REQUEST | Copy each line below in which the word "coconut" occurs.

Data extracted from a collection |

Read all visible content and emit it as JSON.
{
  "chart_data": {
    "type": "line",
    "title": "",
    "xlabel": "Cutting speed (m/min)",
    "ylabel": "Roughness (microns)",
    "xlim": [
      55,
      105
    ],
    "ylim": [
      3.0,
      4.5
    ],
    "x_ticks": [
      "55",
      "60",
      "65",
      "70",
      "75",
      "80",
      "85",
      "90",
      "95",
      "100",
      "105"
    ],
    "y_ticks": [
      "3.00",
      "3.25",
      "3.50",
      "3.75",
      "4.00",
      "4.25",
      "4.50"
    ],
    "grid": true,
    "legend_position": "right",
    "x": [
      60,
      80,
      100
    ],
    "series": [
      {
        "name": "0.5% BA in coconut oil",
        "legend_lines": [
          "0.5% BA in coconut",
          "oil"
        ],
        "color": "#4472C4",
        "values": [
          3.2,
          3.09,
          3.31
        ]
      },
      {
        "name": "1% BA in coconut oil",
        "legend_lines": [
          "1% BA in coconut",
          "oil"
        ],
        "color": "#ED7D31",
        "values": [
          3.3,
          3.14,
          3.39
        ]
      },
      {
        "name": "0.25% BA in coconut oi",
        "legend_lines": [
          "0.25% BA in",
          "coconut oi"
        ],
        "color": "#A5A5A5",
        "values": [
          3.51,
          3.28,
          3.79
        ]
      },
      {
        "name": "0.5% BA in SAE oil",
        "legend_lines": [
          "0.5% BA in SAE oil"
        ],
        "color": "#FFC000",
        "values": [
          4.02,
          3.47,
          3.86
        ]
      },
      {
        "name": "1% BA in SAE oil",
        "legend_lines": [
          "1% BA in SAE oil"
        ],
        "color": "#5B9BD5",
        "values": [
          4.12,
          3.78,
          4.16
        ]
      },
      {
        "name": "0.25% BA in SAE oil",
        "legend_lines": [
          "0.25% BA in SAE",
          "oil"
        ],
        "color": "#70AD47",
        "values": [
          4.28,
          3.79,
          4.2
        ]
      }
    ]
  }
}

REPLY TO THE EXERCISE |
        "name": "0.5% BA in coconut oil",
          "0.5% BA in coconut",
        "name": "1% BA in coconut oil",
          "1% BA in coconut",
        "name": "0.25% BA in coconut oi",
          "coconut oi"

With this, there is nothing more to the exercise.